╭──

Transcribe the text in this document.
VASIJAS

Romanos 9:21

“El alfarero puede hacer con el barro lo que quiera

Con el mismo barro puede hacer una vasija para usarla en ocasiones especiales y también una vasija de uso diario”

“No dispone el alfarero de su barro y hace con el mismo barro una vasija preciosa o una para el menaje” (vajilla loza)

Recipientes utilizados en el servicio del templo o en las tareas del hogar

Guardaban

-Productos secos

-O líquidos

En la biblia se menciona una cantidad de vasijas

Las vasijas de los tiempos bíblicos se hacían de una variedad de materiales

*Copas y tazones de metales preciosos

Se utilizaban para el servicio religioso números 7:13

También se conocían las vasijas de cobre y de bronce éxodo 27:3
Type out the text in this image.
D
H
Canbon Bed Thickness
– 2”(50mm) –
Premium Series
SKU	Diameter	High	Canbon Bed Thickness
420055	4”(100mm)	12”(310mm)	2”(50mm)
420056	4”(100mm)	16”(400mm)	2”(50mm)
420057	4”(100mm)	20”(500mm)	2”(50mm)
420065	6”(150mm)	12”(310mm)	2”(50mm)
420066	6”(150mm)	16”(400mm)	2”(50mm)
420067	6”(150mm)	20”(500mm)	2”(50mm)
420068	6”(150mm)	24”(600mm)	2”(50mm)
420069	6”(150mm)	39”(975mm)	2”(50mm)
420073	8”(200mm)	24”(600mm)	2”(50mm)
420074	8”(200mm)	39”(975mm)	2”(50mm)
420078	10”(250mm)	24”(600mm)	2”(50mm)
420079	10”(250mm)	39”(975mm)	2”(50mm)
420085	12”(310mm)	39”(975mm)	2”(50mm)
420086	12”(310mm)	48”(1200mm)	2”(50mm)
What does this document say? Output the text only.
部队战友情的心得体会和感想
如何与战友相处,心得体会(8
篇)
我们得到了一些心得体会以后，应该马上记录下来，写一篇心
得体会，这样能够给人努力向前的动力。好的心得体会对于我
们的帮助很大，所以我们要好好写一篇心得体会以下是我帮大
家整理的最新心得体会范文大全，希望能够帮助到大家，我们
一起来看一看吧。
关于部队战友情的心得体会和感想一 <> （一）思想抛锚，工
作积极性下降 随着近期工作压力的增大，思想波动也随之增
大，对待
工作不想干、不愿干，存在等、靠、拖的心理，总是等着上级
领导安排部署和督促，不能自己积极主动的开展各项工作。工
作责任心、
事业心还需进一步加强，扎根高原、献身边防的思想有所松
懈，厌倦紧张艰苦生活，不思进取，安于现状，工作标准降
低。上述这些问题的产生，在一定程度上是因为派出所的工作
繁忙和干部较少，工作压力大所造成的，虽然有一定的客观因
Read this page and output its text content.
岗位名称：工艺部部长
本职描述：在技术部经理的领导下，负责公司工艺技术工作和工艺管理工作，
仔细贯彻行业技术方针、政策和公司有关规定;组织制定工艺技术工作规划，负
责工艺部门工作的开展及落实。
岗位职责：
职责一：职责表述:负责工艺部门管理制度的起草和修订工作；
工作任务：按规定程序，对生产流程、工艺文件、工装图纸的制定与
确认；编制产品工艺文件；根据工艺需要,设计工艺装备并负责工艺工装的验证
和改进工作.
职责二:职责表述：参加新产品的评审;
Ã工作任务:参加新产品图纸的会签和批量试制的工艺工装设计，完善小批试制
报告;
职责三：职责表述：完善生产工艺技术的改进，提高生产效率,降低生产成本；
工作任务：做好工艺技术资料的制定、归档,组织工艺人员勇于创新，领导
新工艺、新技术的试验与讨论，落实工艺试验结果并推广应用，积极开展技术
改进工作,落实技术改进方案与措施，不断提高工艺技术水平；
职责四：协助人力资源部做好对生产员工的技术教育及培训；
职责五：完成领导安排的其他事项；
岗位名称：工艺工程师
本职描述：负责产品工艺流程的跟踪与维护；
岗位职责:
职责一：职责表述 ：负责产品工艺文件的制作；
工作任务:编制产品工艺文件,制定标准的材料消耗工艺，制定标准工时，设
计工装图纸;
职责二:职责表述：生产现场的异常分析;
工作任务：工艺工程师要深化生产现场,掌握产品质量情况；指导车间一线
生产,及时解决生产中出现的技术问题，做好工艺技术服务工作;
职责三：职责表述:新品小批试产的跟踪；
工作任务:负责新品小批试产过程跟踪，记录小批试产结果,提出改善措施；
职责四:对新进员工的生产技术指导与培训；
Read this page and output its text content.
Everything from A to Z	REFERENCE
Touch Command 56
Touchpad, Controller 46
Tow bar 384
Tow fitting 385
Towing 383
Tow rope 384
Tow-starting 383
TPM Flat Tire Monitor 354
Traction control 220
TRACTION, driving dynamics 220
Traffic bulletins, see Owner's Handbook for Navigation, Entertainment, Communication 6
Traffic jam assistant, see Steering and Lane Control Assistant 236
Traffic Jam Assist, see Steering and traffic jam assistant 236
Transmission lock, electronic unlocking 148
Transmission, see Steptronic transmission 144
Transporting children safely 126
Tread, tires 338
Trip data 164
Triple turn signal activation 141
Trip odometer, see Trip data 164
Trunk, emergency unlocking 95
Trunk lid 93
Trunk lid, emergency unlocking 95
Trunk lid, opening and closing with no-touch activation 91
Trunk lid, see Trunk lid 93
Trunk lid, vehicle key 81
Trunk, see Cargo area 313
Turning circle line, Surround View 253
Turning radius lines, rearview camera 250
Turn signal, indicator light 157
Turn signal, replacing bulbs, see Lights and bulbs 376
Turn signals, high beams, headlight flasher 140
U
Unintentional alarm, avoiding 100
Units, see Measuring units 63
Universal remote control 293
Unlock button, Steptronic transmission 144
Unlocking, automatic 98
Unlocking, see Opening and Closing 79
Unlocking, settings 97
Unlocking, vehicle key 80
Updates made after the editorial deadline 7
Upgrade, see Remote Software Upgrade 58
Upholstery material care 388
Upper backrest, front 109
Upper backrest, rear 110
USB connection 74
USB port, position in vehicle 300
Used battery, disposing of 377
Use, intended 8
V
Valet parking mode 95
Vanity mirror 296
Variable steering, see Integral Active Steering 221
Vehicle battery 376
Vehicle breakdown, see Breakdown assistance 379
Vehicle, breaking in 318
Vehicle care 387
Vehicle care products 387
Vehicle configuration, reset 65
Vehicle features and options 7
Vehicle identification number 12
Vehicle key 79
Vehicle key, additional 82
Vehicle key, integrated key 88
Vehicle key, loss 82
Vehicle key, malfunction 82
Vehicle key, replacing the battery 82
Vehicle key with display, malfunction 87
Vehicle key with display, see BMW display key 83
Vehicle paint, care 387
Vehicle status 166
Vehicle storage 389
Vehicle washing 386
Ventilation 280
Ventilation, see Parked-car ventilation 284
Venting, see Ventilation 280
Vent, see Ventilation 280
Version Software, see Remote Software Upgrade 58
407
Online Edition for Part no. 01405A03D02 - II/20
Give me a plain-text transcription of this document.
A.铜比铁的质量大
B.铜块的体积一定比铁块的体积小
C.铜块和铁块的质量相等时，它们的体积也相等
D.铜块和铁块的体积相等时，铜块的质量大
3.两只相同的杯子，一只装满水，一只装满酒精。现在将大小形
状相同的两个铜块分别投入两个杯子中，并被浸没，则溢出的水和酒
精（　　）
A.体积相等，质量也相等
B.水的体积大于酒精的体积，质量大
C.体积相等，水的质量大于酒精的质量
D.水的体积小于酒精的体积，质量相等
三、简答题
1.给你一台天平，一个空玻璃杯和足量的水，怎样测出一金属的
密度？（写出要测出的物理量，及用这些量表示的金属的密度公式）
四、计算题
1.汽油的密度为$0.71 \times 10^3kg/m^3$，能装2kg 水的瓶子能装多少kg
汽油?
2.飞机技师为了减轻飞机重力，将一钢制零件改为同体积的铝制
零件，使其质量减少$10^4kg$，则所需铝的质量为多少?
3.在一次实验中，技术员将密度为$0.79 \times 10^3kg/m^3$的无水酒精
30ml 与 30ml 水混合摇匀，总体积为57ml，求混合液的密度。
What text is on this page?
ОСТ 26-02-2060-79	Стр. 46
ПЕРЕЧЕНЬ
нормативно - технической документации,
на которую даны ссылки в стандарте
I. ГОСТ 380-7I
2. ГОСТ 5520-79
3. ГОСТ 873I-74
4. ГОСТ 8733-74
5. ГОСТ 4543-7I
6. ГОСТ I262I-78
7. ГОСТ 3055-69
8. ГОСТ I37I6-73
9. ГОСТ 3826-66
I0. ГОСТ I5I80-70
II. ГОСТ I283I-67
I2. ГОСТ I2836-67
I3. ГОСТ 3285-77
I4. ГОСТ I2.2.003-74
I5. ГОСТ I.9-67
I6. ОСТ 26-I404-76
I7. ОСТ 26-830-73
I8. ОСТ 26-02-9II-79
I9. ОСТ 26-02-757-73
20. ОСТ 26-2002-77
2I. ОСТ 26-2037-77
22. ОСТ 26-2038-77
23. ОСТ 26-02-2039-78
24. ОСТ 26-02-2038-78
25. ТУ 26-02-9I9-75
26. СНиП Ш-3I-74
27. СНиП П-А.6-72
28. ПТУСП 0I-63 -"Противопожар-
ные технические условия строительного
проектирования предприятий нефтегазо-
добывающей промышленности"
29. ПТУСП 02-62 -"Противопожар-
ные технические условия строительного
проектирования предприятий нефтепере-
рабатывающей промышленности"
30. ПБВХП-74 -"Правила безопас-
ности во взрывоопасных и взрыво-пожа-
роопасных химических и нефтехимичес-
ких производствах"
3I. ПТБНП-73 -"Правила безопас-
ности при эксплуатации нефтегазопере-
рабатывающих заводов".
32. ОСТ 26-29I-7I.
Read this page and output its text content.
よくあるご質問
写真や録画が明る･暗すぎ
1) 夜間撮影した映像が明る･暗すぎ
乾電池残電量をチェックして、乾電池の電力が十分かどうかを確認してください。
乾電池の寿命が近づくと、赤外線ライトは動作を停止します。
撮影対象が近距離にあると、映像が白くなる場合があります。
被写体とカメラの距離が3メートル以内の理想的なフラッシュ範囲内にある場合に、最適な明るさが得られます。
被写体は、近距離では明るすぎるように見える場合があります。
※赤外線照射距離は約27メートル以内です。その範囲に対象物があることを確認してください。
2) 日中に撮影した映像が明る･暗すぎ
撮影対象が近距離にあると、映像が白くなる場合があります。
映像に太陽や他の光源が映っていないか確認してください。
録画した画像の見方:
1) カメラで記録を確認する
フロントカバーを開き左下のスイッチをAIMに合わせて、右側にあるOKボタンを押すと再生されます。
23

╰──

AIM OF THE TASK:
Copy all lines from the entries that contain the word "безопас".

WORKED ANSWER:
30. ПБВХП-74 -"Правила безопас-
3I. ПТБНП-73 -"Правила безопас-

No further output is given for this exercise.